───── Raw records ─────

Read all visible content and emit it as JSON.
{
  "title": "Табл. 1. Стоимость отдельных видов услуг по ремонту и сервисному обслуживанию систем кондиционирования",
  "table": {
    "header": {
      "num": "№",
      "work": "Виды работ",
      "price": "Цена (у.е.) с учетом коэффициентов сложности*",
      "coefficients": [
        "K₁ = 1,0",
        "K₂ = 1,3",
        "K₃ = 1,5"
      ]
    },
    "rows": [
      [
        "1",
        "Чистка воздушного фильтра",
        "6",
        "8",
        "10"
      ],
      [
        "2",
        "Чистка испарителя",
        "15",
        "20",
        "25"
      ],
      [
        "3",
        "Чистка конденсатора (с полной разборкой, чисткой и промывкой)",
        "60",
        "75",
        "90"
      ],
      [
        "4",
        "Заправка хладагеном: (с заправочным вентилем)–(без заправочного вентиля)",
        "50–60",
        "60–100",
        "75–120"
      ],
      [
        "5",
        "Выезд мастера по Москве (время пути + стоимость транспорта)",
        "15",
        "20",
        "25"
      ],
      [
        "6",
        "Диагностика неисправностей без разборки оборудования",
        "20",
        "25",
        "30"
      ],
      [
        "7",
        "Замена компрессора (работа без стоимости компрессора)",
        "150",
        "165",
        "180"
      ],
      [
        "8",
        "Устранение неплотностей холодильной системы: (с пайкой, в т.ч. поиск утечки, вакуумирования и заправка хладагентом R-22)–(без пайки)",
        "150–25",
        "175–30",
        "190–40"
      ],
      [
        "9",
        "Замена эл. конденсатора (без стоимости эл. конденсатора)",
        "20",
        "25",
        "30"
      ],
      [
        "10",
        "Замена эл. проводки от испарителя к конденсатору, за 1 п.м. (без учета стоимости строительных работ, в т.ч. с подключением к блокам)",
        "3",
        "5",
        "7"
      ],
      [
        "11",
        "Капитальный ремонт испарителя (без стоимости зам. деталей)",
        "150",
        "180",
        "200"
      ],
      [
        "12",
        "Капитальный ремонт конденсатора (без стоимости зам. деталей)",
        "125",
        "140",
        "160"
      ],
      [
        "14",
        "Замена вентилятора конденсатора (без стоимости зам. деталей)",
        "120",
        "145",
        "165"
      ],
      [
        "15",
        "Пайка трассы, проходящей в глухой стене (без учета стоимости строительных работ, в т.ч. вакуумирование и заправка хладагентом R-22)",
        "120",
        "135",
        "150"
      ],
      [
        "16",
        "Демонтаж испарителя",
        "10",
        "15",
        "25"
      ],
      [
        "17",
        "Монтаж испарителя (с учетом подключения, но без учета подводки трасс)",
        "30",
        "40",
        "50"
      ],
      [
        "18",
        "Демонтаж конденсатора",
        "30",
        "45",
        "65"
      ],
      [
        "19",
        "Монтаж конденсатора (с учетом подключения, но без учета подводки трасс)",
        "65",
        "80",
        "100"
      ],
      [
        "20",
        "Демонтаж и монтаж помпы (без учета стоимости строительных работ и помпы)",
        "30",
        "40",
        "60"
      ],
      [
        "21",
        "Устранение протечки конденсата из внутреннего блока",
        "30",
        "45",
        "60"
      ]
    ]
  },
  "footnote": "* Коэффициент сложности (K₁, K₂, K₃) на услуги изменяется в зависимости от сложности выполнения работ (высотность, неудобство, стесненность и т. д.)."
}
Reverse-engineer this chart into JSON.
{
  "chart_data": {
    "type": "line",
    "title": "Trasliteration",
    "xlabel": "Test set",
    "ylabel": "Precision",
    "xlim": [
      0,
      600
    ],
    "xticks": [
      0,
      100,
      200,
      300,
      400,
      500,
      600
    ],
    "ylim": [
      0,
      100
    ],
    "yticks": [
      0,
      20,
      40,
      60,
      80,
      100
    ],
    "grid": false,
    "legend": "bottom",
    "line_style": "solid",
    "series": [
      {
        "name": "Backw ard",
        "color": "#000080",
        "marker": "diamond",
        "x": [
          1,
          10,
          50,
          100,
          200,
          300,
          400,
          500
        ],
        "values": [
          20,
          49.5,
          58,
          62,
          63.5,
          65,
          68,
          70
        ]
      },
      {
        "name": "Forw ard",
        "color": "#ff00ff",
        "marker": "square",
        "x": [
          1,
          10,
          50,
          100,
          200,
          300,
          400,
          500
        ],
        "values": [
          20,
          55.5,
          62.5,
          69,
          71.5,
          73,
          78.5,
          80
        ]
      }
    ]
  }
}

─────

Transcribe the material above in its entirety. Match it exactly.

● **Solution to the problem**
Read all visible content and emit it as JSON.
{
  "title": "Табл. 1. Стоимость отдельных видов услуг по ремонту и сервисному обслуживанию систем кондиционирования",
  "table": {
    "header": {
      "num": "№",
      "work": "Виды работ",
      "price": "Цена (у.е.) с учетом коэффициентов сложности*",
      "coefficients": [
        "K₁ = 1,0",
        "K₂ = 1,3",
        "K₃ = 1,5"
      ]
    },
    "rows": [
      [
        "1",
        "Чистка воздушного фильтра",
        "6",
        "8",
        "10"
      ],
      [
        "2",
        "Чистка испарителя",
        "15",
        "20",
        "25"
      ],
      [
        "3",
        "Чистка конденсатора (с полной разборкой, чисткой и промывкой)",
        "60",
        "75",
        "90"
      ],
      [
        "4",
        "Заправка хладагеном: (с заправочным вентилем)–(без заправочного вентиля)",
        "50–60",
        "60–100",
        "75–120"
      ],
      [
        "5",
        "Выезд мастера по Москве (время пути + стоимость транспорта)",
        "15",
        "20",
        "25"
      ],
      [
        "6",
        "Диагностика неисправностей без разборки оборудования",
        "20",
        "25",
        "30"
      ],
      [
        "7",
        "Замена компрессора (работа без стоимости компрессора)",
        "150",
        "165",
        "180"
      ],
      [
        "8",
        "Устранение неплотностей холодильной системы: (с пайкой, в т.ч. поиск утечки, вакуумирования и заправка хладагентом R-22)–(без пайки)",
        "150–25",
        "175–30",
        "190–40"
      ],
      [
        "9",
        "Замена эл. конденсатора (без стоимости эл. конденсатора)",
        "20",
        "25",
        "30"
      ],
      [
        "10",
        "Замена эл. проводки от испарителя к конденсатору, за 1 п.м. (без учета стоимости строительных работ, в т.ч. с подключением к блокам)",
        "3",
        "5",
        "7"
      ],
      [
        "11",
        "Капитальный ремонт испарителя (без стоимости зам. деталей)",
        "150",
        "180",
        "200"
      ],
      [
        "12",
        "Капитальный ремонт конденсатора (без стоимости зам. деталей)",
        "125",
        "140",
        "160"
      ],
      [
        "14",
        "Замена вентилятора конденсатора (без стоимости зам. деталей)",
        "120",
        "145",
        "165"
      ],
      [
        "15",
        "Пайка трассы, проходящей в глухой стене (без учета стоимости строительных работ, в т.ч. вакуумирование и заправка хладагентом R-22)",
        "120",
        "135",
        "150"
      ],
      [
        "16",
        "Демонтаж испарителя",
        "10",
        "15",
        "25"
      ],
      [
        "17",
        "Монтаж испарителя (с учетом подключения, но без учета подводки трасс)",
        "30",
        "40",
        "50"
      ],
      [
        "18",
        "Демонтаж конденсатора",
        "30",
        "45",
        "65"
      ],
      [
        "19",
        "Монтаж конденсатора (с учетом подключения, но без учета подводки трасс)",
        "65",
        "80",
        "100"
      ],
      [
        "20",
        "Демонтаж и монтаж помпы (без учета стоимости строительных работ и помпы)",
        "30",
        "40",
        "60"
      ],
      [
        "21",
        "Устранение протечки конденсата из внутреннего блока",
        "30",
        "45",
        "60"
      ]
    ]
  },
  "footnote": "* Коэффициент сложности (K₁, K₂, K₃) на услуги изменяется в зависимости от сложности выполнения работ (высотность, неудобство, стесненность и т. д.)."
}
Reverse-engineer this chart into JSON.
{
  "chart_data": {
    "type": "line",
    "title": "Trasliteration",
    "xlabel": "Test set",
    "ylabel": "Precision",
    "xlim": [
      0,
      600
    ],
    "xticks": [
      0,
      100,
      200,
      300,
      400,
      500,
      600
    ],
    "ylim": [
      0,
      100
    ],
    "yticks": [
      0,
      20,
      40,
      60,
      80,
      100
    ],
    "grid": false,
    "legend": "bottom",
    "line_style": "solid",
    "series": [
      {
        "name": "Backw ard",
        "color": "#000080",
        "marker": "diamond",
        "x": [
          1,
          10,
          50,
          100,
          200,
          300,
          400,
          500
        ],
        "values": [
          20,
          49.5,
          58,
          62,
          63.5,
          65,
          68,
          70
        ]
      },
      {
        "name": "Forw ard",
        "color": "#ff00ff",
        "marker": "square",
        "x": [
          1,
          10,
          50,
          100,
          200,
          300,
          400,
          500
        ],
        "values": [
          20,
          55.5,
          62.5,
          69,
          71.5,
          73,
          78.5,
          80
        ]
      }
    ]
  }
}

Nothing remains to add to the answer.